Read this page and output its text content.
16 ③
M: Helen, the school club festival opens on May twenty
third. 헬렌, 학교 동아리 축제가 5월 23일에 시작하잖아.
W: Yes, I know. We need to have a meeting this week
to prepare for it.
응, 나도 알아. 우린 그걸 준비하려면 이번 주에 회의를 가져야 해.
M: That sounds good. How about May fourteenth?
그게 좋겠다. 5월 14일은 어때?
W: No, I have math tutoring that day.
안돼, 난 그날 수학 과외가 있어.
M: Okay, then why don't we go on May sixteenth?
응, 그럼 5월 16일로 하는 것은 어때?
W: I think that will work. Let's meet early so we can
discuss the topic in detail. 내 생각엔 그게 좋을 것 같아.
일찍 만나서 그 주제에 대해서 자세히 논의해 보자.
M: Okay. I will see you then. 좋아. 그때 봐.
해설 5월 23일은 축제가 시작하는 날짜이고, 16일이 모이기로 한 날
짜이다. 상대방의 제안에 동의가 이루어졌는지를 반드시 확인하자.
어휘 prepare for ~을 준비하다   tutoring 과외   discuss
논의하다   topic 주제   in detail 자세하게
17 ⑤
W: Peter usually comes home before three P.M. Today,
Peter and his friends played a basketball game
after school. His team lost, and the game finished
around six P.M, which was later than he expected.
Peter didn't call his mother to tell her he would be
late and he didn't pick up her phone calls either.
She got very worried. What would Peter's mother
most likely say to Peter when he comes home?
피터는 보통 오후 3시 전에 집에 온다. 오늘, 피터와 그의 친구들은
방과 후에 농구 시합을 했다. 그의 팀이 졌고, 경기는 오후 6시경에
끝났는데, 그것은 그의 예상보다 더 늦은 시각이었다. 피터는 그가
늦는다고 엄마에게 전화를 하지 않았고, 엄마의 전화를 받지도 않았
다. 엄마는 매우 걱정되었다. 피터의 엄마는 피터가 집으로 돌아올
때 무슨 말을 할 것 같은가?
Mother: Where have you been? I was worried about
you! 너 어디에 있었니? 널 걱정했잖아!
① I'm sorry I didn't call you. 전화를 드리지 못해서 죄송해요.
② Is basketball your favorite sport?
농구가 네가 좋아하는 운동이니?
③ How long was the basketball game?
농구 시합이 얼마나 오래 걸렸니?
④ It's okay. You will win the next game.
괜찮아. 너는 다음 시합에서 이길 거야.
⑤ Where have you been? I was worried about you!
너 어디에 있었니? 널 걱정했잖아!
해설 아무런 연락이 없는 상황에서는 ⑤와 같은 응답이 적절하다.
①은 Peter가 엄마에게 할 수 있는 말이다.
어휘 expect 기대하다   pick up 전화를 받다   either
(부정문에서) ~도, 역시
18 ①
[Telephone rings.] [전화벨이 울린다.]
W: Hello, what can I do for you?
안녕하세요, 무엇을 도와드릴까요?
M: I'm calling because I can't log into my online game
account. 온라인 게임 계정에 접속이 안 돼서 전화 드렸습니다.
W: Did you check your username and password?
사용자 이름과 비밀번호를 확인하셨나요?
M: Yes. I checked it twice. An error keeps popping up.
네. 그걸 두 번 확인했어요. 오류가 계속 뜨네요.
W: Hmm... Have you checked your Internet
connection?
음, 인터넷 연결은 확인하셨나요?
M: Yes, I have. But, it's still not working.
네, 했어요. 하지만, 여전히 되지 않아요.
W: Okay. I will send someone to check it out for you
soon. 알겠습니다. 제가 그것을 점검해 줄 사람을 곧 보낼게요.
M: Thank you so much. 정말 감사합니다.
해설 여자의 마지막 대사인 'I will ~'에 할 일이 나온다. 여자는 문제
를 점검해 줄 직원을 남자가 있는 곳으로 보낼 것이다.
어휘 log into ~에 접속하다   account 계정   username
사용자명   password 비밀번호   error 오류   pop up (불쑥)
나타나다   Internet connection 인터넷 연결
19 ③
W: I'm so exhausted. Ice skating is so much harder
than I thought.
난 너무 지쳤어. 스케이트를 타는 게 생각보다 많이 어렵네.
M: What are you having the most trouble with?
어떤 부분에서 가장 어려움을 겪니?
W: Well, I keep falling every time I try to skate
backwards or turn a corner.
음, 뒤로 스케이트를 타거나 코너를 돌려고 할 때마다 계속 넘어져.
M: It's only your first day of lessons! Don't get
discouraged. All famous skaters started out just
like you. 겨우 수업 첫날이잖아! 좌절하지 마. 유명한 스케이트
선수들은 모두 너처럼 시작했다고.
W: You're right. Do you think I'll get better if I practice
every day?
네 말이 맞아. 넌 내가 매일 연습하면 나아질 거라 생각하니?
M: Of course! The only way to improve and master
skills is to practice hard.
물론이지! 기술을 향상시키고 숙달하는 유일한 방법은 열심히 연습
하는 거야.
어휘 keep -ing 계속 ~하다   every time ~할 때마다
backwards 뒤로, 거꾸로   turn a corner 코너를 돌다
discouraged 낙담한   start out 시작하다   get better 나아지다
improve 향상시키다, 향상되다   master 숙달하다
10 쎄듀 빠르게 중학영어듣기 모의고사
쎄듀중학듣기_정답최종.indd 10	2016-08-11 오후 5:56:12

The task — Set out the complete listing exactly as shown.

Reply —
Read this page and output its text content.
16 ③
M: Helen, the school club festival opens on May twenty
third. 헬렌, 학교 동아리 축제가 5월 23일에 시작하잖아.
W: Yes, I know. We need to have a meeting this week
to prepare for it.
응, 나도 알아. 우린 그걸 준비하려면 이번 주에 회의를 가져야 해.
M: That sounds good. How about May fourteenth?
그게 좋겠다. 5월 14일은 어때?
W: No, I have math tutoring that day.
안돼, 난 그날 수학 과외가 있어.
M: Okay, then why don't we go on May sixteenth?
응, 그럼 5월 16일로 하는 것은 어때?
W: I think that will work. Let's meet early so we can
discuss the topic in detail. 내 생각엔 그게 좋을 것 같아.
일찍 만나서 그 주제에 대해서 자세히 논의해 보자.
M: Okay. I will see you then. 좋아. 그때 봐.
해설 5월 23일은 축제가 시작하는 날짜이고, 16일이 모이기로 한 날
짜이다. 상대방의 제안에 동의가 이루어졌는지를 반드시 확인하자.
어휘 prepare for ~을 준비하다   tutoring 과외   discuss
논의하다   topic 주제   in detail 자세하게
17 ⑤
W: Peter usually comes home before three P.M. Today,
Peter and his friends played a basketball game
after school. His team lost, and the game finished
around six P.M, which was later than he expected.
Peter didn't call his mother to tell her he would be
late and he didn't pick up her phone calls either.
She got very worried. What would Peter's mother
most likely say to Peter when he comes home?
피터는 보통 오후 3시 전에 집에 온다. 오늘, 피터와 그의 친구들은
방과 후에 농구 시합을 했다. 그의 팀이 졌고, 경기는 오후 6시경에
끝났는데, 그것은 그의 예상보다 더 늦은 시각이었다. 피터는 그가
늦는다고 엄마에게 전화를 하지 않았고, 엄마의 전화를 받지도 않았
다. 엄마는 매우 걱정되었다. 피터의 엄마는 피터가 집으로 돌아올
때 무슨 말을 할 것 같은가?
Mother: Where have you been? I was worried about
you! 너 어디에 있었니? 널 걱정했잖아!
① I'm sorry I didn't call you. 전화를 드리지 못해서 죄송해요.
② Is basketball your favorite sport?
농구가 네가 좋아하는 운동이니?
③ How long was the basketball game?
농구 시합이 얼마나 오래 걸렸니?
④ It's okay. You will win the next game.
괜찮아. 너는 다음 시합에서 이길 거야.
⑤ Where have you been? I was worried about you!
너 어디에 있었니? 널 걱정했잖아!
해설 아무런 연락이 없는 상황에서는 ⑤와 같은 응답이 적절하다.
①은 Peter가 엄마에게 할 수 있는 말이다.
어휘 expect 기대하다   pick up 전화를 받다   either
(부정문에서) ~도, 역시
18 ①
[Telephone rings.] [전화벨이 울린다.]
W: Hello, what can I do for you?
안녕하세요, 무엇을 도와드릴까요?
M: I'm calling because I can't log into my online game
account. 온라인 게임 계정에 접속이 안 돼서 전화 드렸습니다.
W: Did you check your username and password?
사용자 이름과 비밀번호를 확인하셨나요?
M: Yes. I checked it twice. An error keeps popping up.
네. 그걸 두 번 확인했어요. 오류가 계속 뜨네요.
W: Hmm... Have you checked your Internet
connection?
음, 인터넷 연결은 확인하셨나요?
M: Yes, I have. But, it's still not working.
네, 했어요. 하지만, 여전히 되지 않아요.
W: Okay. I will send someone to check it out for you
soon. 알겠습니다. 제가 그것을 점검해 줄 사람을 곧 보낼게요.
M: Thank you so much. 정말 감사합니다.
해설 여자의 마지막 대사인 'I will ~'에 할 일이 나온다. 여자는 문제
를 점검해 줄 직원을 남자가 있는 곳으로 보낼 것이다.
어휘 log into ~에 접속하다   account 계정   username
사용자명   password 비밀번호   error 오류   pop up (불쑥)
나타나다   Internet connection 인터넷 연결
19 ③
W: I'm so exhausted. Ice skating is so much harder
than I thought.
난 너무 지쳤어. 스케이트를 타는 게 생각보다 많이 어렵네.
M: What are you having the most trouble with?
어떤 부분에서 가장 어려움을 겪니?
W: Well, I keep falling every time I try to skate
backwards or turn a corner.
음, 뒤로 스케이트를 타거나 코너를 돌려고 할 때마다 계속 넘어져.
M: It's only your first day of lessons! Don't get
discouraged. All famous skaters started out just
like you. 겨우 수업 첫날이잖아! 좌절하지 마. 유명한 스케이트
선수들은 모두 너처럼 시작했다고.
W: You're right. Do you think I'll get better if I practice
every day?
네 말이 맞아. 넌 내가 매일 연습하면 나아질 거라 생각하니?
M: Of course! The only way to improve and master
skills is to practice hard.
물론이지! 기술을 향상시키고 숙달하는 유일한 방법은 열심히 연습
하는 거야.
어휘 keep -ing 계속 ~하다   every time ~할 때마다
backwards 뒤로, 거꾸로   turn a corner 코너를 돌다
discouraged 낙담한   start out 시작하다   get better 나아지다
improve 향상시키다, 향상되다   master 숙달하다
10 쎄듀 빠르게 중학영어듣기 모의고사
쎄듀중학듣기_정답최종.indd 10	2016-08-11 오후 5:56:12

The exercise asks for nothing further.